GIVEN INSTRUCTION: Return the records that follow unaltered. Omit every picture.

Stored records
_ _ _ _
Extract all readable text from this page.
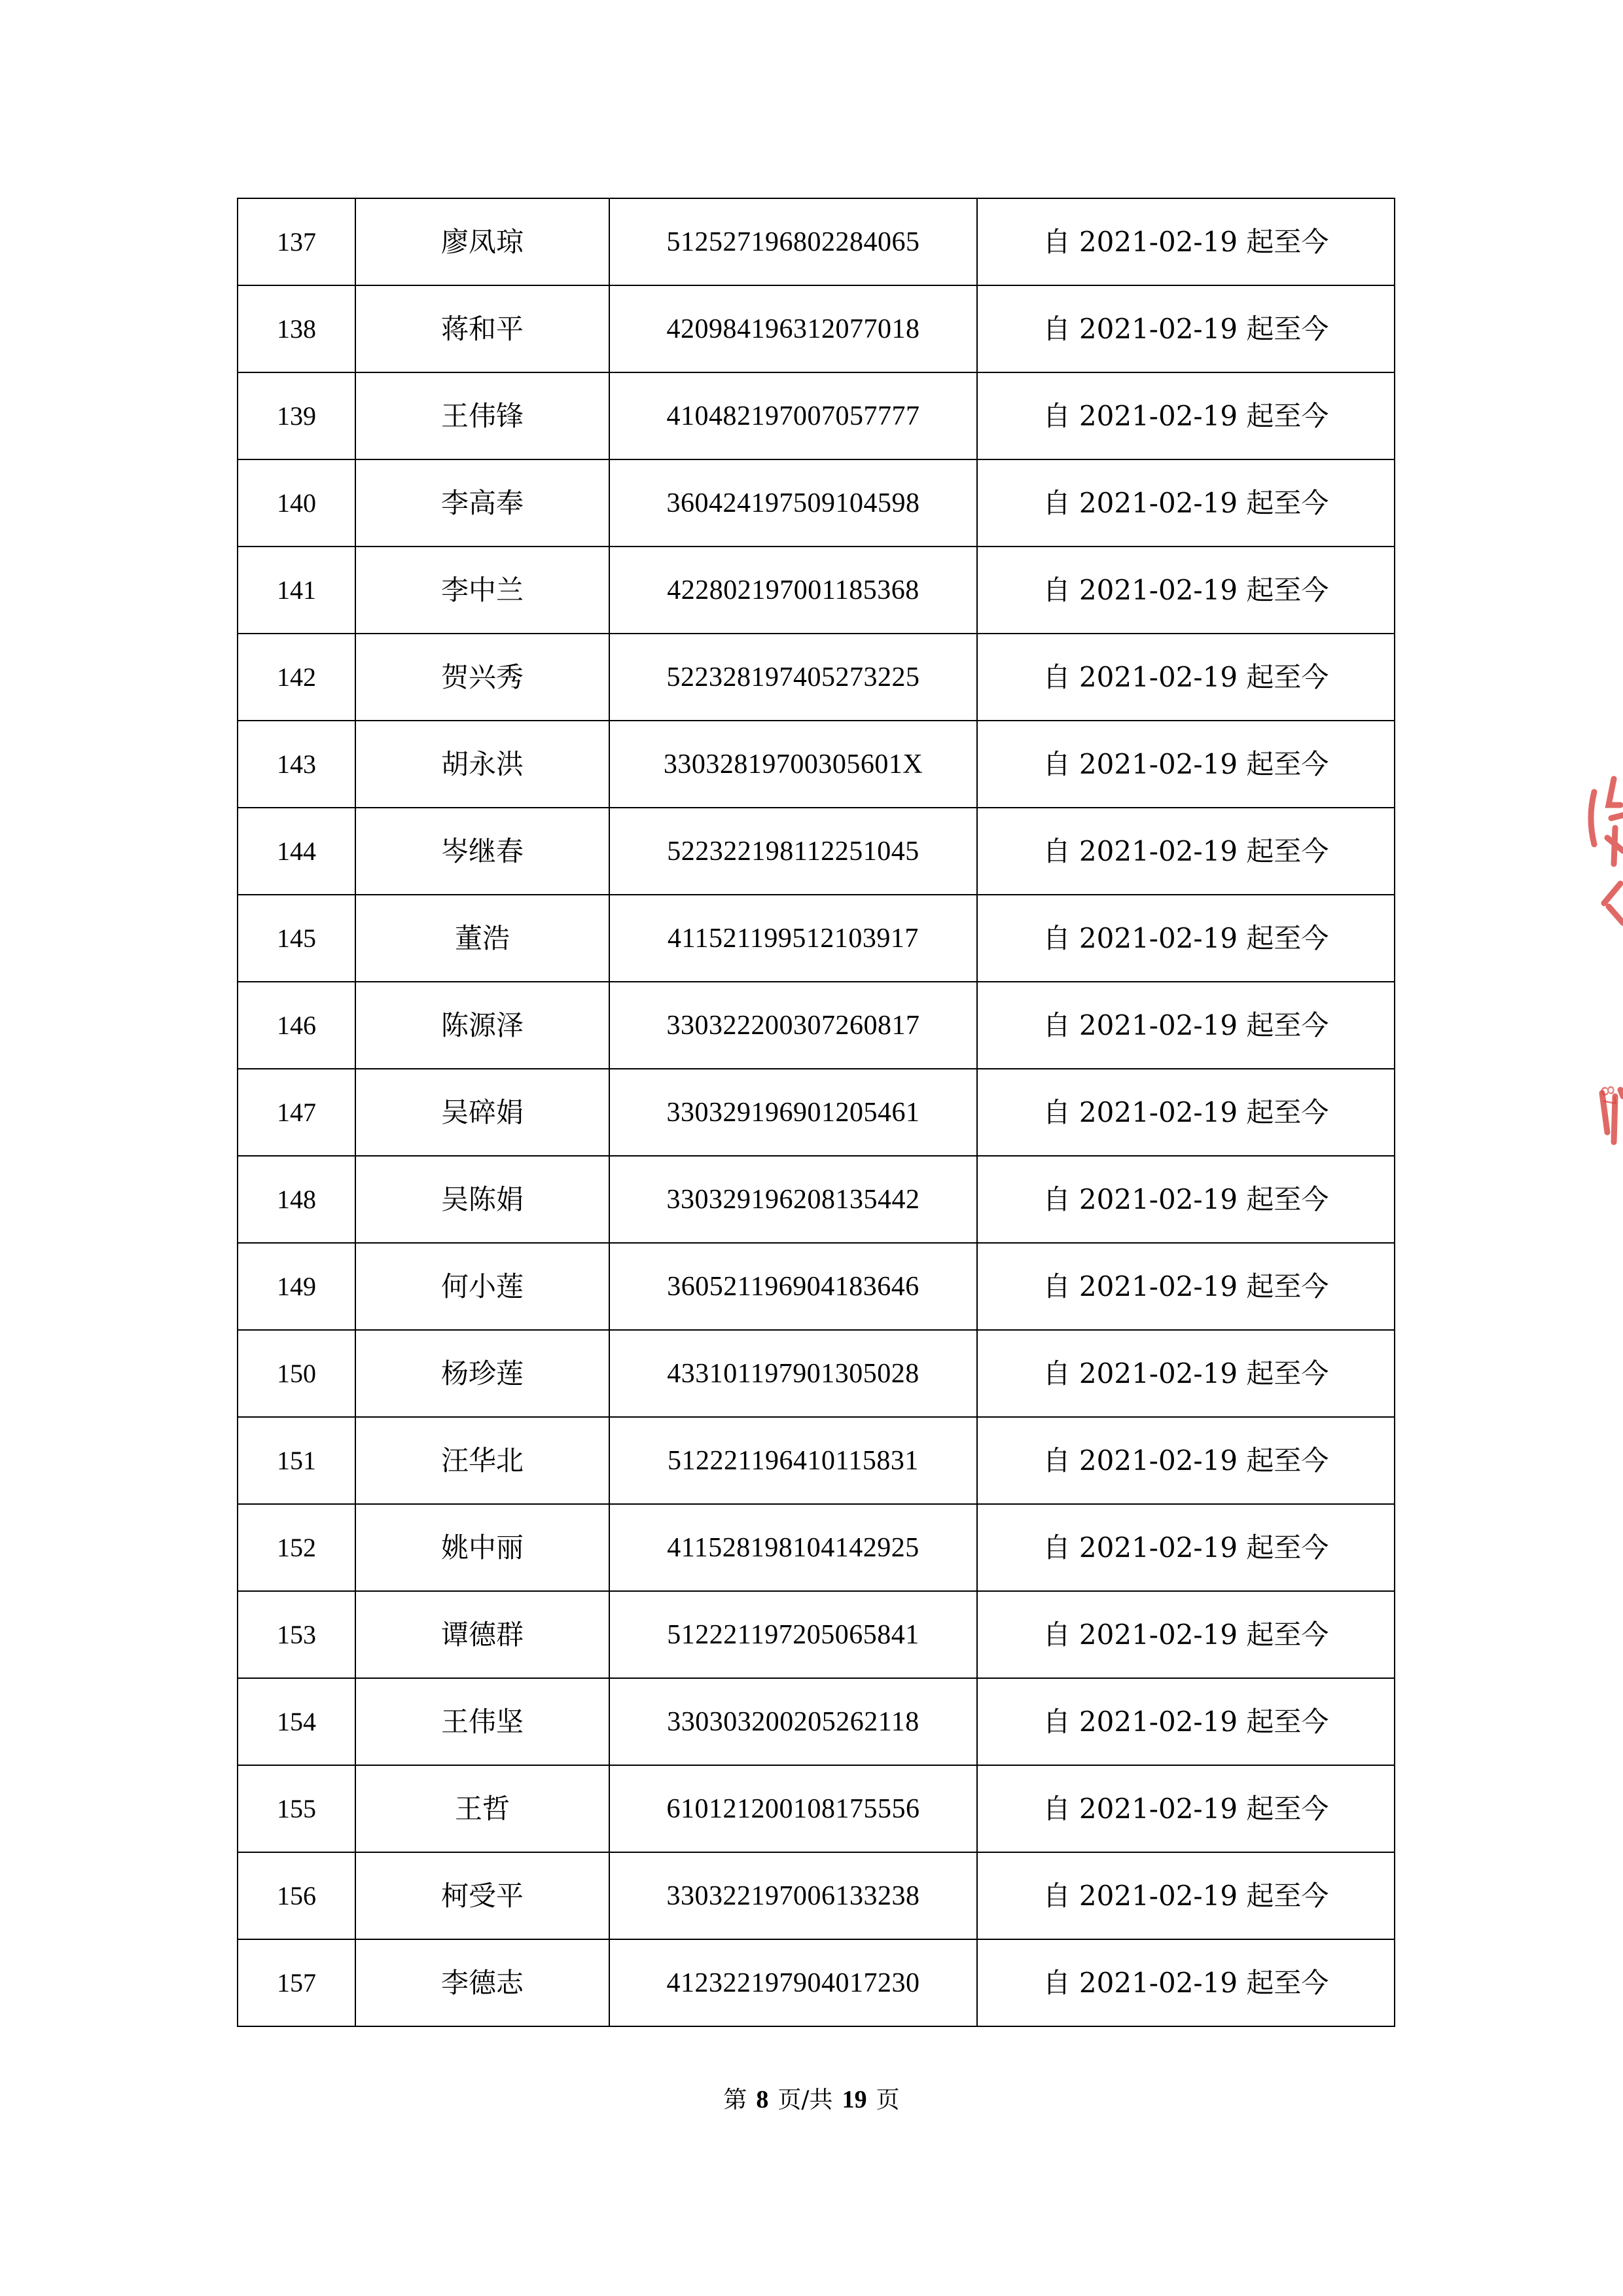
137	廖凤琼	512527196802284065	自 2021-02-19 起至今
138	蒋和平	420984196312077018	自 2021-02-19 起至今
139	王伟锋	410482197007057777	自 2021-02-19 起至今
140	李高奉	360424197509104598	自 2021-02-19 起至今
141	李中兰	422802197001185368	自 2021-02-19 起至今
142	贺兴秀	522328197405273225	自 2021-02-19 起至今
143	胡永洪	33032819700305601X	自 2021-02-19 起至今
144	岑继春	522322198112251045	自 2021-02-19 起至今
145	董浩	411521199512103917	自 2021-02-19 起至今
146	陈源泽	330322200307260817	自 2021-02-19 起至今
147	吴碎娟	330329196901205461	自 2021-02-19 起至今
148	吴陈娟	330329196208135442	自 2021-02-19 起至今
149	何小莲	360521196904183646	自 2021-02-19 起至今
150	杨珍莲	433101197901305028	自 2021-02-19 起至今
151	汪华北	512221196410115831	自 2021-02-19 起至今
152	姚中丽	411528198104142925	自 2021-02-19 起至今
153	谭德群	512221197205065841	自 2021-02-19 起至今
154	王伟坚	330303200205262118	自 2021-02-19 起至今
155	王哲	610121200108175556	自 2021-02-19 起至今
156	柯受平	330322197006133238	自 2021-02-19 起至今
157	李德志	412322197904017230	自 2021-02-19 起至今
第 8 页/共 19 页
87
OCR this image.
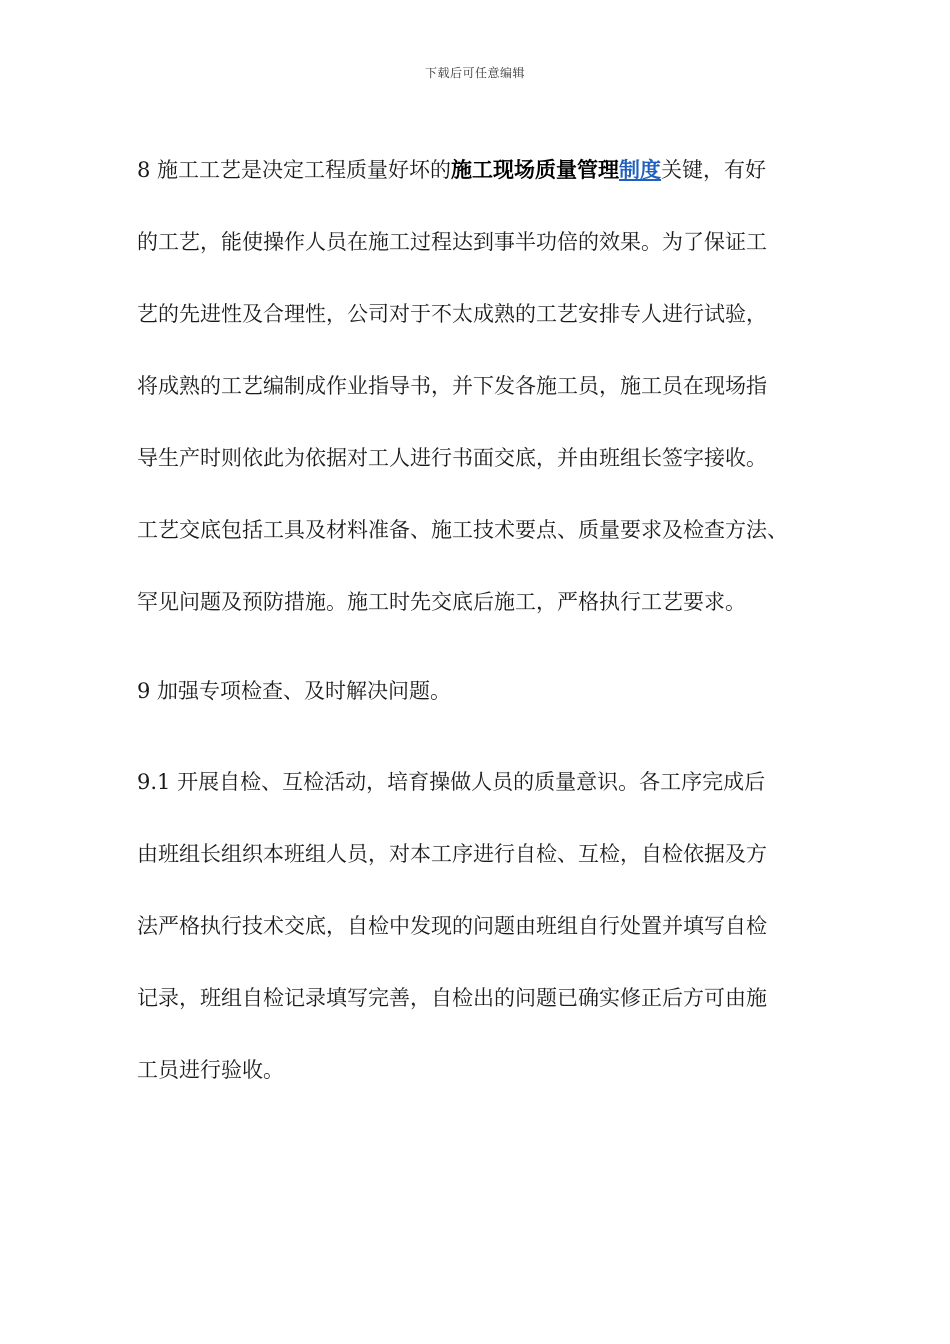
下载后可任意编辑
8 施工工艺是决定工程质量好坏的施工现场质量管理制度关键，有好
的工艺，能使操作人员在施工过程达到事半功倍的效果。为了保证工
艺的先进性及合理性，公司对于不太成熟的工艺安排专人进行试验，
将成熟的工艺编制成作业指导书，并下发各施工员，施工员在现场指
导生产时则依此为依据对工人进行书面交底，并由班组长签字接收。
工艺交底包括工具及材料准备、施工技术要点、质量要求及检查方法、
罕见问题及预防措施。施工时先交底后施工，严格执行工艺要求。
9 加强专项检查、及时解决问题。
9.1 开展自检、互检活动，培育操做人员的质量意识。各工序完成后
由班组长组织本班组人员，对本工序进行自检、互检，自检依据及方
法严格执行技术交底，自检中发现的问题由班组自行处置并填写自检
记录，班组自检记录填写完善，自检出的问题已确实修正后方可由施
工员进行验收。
_ _ _ _
RESPONSE BELOW:
Extract all readable text from this page.
137	廖凤琼	512527196802284065	自 2021-02-19 起至今
138	蒋和平	420984196312077018	自 2021-02-19 起至今
139	王伟锋	410482197007057777	自 2021-02-19 起至今
140	李高奉	360424197509104598	自 2021-02-19 起至今
141	李中兰	422802197001185368	自 2021-02-19 起至今
142	贺兴秀	522328197405273225	自 2021-02-19 起至今
143	胡永洪	33032819700305601X	自 2021-02-19 起至今
144	岑继春	522322198112251045	自 2021-02-19 起至今
145	董浩	411521199512103917	自 2021-02-19 起至今
146	陈源泽	330322200307260817	自 2021-02-19 起至今
147	吴碎娟	330329196901205461	自 2021-02-19 起至今
148	吴陈娟	330329196208135442	自 2021-02-19 起至今
149	何小莲	360521196904183646	自 2021-02-19 起至今
150	杨珍莲	433101197901305028	自 2021-02-19 起至今
151	汪华北	512221196410115831	自 2021-02-19 起至今
152	姚中丽	411528198104142925	自 2021-02-19 起至今
153	谭德群	512221197205065841	自 2021-02-19 起至今
154	王伟坚	330303200205262118	自 2021-02-19 起至今
155	王哲	610121200108175556	自 2021-02-19 起至今
156	柯受平	330322197006133238	自 2021-02-19 起至今
157	李德志	412322197904017230	自 2021-02-19 起至今
第 8 页/共 19 页
87
OCR this image.
下载后可任意编辑
8 施工工艺是决定工程质量好坏的施工现场质量管理制度关键，有好
的工艺，能使操作人员在施工过程达到事半功倍的效果。为了保证工
艺的先进性及合理性，公司对于不太成熟的工艺安排专人进行试验，
将成熟的工艺编制成作业指导书，并下发各施工员，施工员在现场指
导生产时则依此为依据对工人进行书面交底，并由班组长签字接收。
工艺交底包括工具及材料准备、施工技术要点、质量要求及检查方法、
罕见问题及预防措施。施工时先交底后施工，严格执行工艺要求。
9 加强专项检查、及时解决问题。
9.1 开展自检、互检活动，培育操做人员的质量意识。各工序完成后
由班组长组织本班组人员，对本工序进行自检、互检，自检依据及方
法严格执行技术交底，自检中发现的问题由班组自行处置并填写自检
记录，班组自检记录填写完善，自检出的问题已确实修正后方可由施
工员进行验收。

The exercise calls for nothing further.